• **PROBLEM DETAILS**: Say how many lines include "быть", with no words around the number.

• **INPUT RECORDS**:
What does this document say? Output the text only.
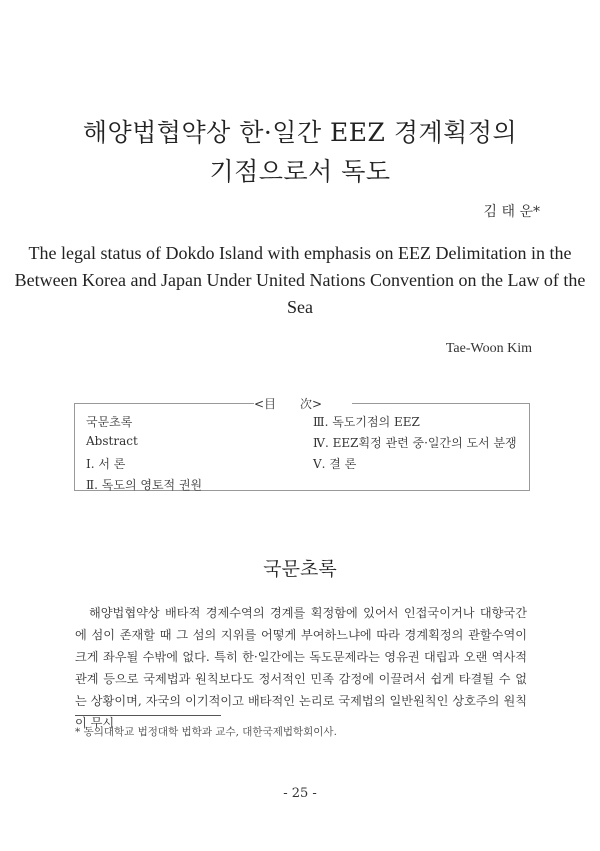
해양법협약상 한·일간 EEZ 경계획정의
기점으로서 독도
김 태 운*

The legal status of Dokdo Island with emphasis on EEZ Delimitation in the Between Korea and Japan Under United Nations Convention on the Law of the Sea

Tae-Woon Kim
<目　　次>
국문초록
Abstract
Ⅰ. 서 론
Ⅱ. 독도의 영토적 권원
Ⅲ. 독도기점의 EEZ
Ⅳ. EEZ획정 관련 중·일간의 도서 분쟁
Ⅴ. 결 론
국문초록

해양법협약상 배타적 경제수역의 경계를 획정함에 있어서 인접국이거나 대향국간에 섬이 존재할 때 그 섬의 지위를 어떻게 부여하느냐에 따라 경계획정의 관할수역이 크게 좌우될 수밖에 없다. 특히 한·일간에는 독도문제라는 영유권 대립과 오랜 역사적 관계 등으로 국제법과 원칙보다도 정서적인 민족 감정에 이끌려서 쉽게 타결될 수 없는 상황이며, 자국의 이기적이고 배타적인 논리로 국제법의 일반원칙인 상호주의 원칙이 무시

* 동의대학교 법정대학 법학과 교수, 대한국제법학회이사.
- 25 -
--
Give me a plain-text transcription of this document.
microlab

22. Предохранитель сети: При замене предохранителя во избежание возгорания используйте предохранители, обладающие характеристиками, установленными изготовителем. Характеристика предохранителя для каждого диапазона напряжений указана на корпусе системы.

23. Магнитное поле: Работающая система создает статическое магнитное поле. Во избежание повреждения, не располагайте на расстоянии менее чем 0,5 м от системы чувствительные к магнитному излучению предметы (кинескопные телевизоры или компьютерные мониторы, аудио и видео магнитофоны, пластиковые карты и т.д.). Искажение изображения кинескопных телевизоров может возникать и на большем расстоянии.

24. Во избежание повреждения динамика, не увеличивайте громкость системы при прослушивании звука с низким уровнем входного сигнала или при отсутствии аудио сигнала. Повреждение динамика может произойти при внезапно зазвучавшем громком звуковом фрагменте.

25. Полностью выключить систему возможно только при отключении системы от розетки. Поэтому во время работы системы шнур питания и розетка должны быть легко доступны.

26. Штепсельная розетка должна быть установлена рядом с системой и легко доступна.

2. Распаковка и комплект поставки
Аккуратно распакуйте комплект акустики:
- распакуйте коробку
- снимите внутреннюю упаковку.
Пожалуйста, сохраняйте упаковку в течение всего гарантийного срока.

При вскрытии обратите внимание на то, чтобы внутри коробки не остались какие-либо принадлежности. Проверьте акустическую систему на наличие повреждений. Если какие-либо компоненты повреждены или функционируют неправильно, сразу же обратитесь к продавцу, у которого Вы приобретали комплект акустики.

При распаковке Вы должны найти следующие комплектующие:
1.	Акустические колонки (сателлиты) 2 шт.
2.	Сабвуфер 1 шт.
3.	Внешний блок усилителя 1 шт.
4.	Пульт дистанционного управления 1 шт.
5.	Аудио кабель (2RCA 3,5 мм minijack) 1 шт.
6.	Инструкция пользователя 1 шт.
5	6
...
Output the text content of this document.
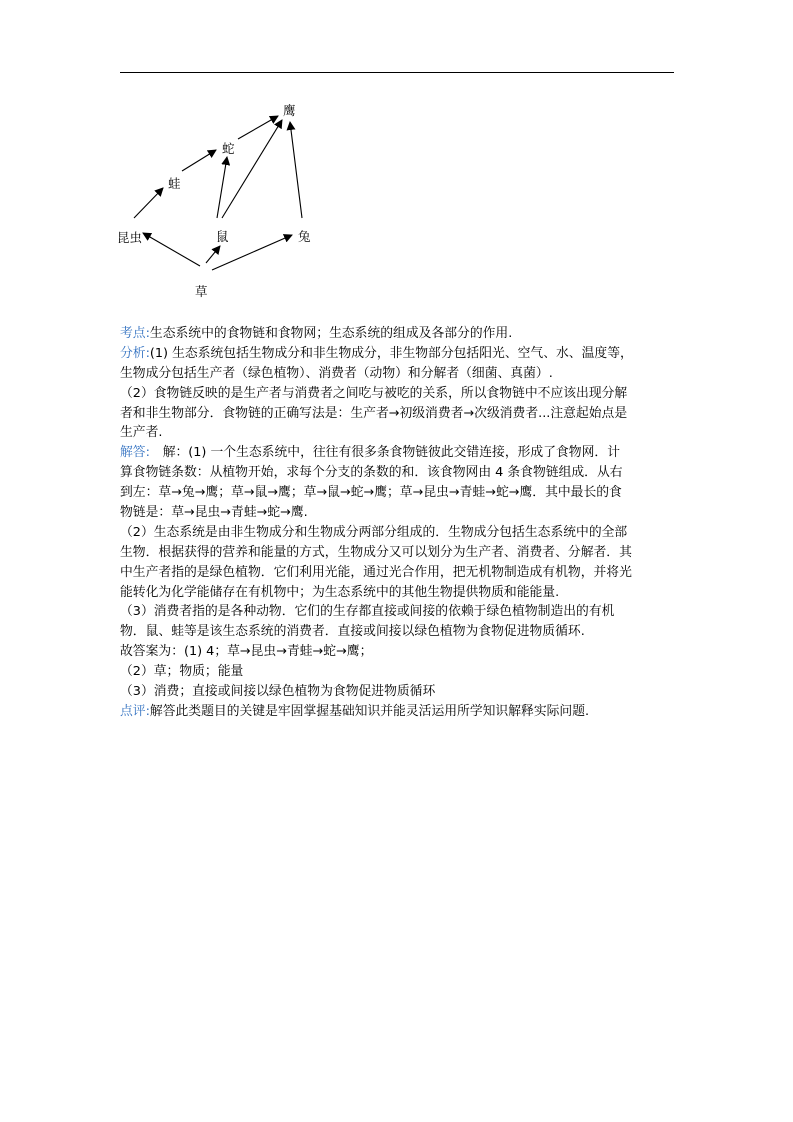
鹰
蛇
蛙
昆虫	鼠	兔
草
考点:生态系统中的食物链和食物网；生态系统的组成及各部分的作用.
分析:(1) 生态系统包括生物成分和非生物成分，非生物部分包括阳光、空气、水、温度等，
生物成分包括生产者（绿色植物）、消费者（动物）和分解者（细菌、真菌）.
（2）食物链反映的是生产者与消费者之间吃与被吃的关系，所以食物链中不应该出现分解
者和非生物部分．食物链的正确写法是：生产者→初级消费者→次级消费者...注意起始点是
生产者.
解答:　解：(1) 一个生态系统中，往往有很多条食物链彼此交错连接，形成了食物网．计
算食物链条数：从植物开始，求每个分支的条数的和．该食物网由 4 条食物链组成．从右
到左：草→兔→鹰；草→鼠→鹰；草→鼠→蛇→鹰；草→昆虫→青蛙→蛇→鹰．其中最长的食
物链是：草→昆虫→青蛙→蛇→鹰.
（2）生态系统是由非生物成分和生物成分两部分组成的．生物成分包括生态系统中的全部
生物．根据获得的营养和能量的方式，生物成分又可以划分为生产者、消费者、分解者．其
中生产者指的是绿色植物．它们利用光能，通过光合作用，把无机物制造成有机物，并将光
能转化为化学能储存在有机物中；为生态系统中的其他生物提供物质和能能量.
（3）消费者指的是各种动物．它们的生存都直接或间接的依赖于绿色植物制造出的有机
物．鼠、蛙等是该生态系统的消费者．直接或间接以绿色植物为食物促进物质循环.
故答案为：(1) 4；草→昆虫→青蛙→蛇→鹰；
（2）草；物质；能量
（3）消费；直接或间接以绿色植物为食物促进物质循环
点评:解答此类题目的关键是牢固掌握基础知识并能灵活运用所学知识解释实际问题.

• **ANSWER TO THIS EXERCISE**: 2